## What is required
Look for "spikes" in each line of the entries, and return the matching lines.

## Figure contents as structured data
========================================

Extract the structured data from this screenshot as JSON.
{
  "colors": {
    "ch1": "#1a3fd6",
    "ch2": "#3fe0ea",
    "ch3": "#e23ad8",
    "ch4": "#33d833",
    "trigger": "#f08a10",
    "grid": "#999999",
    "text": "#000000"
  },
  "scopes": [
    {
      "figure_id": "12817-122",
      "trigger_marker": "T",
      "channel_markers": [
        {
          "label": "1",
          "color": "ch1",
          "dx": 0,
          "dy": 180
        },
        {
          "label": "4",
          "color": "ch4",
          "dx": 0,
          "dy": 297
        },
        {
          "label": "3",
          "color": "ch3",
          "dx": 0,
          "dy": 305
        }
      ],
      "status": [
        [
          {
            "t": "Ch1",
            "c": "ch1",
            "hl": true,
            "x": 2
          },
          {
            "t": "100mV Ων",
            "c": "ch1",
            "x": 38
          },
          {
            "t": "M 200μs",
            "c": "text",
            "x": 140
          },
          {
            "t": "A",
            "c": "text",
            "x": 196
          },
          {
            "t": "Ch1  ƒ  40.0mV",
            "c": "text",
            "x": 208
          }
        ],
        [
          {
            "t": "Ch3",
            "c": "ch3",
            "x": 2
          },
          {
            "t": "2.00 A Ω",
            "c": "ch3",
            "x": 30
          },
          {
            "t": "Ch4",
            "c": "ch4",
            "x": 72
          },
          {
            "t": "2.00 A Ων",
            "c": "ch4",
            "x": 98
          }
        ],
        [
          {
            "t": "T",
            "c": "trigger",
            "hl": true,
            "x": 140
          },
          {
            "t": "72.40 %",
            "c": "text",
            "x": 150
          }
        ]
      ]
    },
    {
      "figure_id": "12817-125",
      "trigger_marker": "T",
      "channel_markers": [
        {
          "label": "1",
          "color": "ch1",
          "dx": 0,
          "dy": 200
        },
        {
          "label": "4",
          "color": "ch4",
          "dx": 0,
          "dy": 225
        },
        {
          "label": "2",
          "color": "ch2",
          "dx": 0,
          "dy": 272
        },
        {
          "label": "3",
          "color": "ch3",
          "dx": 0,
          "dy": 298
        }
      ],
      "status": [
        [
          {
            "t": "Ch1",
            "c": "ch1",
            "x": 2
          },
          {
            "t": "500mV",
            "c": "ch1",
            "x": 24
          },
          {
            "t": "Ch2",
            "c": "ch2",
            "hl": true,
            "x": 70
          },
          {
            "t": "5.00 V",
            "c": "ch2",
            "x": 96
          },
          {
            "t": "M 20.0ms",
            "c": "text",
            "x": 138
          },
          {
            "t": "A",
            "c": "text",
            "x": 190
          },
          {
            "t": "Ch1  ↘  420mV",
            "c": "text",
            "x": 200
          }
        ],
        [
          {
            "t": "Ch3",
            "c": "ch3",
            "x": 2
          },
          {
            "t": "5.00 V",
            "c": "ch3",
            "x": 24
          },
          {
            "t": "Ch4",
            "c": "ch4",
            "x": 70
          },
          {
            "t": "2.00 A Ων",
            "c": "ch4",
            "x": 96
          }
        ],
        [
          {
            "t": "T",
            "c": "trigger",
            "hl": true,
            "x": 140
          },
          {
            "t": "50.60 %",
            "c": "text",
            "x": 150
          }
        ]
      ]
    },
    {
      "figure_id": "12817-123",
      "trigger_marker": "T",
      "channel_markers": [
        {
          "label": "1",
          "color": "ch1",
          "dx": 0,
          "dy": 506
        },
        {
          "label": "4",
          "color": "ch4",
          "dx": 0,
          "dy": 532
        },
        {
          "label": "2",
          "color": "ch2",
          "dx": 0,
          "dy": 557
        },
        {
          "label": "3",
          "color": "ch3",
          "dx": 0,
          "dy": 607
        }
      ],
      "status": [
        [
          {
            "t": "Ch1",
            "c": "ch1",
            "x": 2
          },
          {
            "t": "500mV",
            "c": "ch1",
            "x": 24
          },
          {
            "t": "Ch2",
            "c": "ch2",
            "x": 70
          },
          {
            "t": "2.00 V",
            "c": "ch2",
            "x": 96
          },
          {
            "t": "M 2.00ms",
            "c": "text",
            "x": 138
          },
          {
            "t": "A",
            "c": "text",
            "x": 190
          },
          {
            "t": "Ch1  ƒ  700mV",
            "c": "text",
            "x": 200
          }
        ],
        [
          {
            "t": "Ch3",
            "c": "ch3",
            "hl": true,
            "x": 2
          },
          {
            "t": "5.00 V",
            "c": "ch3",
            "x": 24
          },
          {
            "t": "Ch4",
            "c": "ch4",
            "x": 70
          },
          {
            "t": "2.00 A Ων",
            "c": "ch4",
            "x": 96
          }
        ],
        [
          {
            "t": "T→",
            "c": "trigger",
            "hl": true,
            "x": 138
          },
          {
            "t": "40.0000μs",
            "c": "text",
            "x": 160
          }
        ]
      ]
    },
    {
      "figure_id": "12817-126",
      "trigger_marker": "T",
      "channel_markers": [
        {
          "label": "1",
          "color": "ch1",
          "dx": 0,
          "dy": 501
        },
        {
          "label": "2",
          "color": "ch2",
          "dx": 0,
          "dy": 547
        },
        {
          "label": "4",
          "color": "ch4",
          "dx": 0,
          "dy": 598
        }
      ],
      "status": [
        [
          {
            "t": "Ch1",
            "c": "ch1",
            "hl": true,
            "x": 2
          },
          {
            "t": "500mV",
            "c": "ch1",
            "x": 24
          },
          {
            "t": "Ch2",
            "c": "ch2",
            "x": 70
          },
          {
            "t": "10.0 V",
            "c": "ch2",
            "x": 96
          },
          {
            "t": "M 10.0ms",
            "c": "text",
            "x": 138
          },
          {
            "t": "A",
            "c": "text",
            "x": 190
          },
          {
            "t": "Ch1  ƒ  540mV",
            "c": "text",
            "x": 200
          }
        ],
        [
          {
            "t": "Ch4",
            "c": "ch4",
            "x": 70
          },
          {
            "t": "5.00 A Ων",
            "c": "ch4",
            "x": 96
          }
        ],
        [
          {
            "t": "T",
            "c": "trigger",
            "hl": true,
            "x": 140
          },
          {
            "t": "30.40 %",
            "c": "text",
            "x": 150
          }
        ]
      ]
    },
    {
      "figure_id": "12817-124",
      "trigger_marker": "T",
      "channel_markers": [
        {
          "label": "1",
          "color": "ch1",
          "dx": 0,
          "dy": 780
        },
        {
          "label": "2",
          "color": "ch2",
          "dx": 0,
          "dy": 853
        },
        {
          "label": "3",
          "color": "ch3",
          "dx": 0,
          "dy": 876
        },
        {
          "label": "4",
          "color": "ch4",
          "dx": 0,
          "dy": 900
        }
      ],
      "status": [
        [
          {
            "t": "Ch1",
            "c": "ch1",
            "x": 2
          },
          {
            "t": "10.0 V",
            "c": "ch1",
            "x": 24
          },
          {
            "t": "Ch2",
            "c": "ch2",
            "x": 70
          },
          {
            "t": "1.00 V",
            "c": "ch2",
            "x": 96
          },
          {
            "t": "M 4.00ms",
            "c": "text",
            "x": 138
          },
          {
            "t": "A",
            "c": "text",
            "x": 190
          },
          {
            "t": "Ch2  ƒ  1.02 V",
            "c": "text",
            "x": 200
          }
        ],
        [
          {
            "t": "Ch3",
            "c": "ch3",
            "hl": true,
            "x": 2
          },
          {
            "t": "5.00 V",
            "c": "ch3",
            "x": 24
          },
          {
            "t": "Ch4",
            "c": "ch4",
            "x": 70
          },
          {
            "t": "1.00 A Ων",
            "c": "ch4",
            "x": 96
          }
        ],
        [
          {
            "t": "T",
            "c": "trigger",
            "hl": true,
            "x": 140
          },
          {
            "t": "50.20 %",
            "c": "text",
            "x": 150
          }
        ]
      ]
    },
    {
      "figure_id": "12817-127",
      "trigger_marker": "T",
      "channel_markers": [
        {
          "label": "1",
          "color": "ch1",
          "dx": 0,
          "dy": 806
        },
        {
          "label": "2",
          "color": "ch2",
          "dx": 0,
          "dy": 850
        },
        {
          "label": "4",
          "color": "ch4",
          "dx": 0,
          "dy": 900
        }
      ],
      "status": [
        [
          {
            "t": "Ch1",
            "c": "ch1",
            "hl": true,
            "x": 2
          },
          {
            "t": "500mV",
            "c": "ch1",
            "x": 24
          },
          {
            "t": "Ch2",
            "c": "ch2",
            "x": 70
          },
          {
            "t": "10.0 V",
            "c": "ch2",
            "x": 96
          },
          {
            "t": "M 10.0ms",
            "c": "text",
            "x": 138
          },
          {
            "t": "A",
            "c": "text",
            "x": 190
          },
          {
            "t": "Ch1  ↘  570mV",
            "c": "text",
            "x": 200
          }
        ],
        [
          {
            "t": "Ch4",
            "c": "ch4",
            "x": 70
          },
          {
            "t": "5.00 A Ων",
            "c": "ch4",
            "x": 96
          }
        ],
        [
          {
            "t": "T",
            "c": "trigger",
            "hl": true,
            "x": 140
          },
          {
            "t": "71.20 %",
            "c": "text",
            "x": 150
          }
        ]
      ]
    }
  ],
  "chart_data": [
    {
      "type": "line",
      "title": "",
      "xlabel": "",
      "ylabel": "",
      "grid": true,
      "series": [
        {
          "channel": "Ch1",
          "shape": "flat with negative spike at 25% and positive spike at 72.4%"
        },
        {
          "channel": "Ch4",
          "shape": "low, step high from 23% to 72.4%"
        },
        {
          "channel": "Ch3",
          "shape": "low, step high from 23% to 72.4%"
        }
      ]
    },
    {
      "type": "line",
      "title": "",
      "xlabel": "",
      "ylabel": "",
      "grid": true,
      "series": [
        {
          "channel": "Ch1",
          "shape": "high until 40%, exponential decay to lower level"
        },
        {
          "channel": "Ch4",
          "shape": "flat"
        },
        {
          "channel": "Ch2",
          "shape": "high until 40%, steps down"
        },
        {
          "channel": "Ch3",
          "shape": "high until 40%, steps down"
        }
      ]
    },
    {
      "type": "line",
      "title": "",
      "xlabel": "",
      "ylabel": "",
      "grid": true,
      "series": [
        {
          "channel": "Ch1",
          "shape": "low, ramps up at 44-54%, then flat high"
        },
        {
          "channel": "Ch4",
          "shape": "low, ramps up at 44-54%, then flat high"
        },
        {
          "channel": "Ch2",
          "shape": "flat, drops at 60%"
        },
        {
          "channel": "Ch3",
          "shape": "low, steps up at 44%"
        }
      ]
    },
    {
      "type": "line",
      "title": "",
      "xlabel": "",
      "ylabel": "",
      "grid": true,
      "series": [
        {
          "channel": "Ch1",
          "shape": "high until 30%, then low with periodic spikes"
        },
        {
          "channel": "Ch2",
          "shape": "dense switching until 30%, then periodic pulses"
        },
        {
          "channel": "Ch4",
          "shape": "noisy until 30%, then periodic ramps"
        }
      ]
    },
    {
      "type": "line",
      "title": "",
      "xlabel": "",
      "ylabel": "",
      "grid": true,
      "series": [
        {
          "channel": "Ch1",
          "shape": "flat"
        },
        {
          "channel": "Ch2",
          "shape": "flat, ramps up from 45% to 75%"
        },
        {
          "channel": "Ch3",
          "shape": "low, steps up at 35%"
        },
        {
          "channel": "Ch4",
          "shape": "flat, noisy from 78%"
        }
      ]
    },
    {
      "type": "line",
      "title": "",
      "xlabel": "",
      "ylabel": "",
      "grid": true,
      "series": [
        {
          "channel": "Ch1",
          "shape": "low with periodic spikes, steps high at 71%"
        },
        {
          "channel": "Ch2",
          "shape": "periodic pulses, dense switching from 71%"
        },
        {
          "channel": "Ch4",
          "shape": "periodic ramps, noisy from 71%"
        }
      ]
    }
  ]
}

========================================

## Problem solution
          "shape": "high until 30%, then low with periodic spikes"
          "shape": "low with periodic spikes, steps high at 71%"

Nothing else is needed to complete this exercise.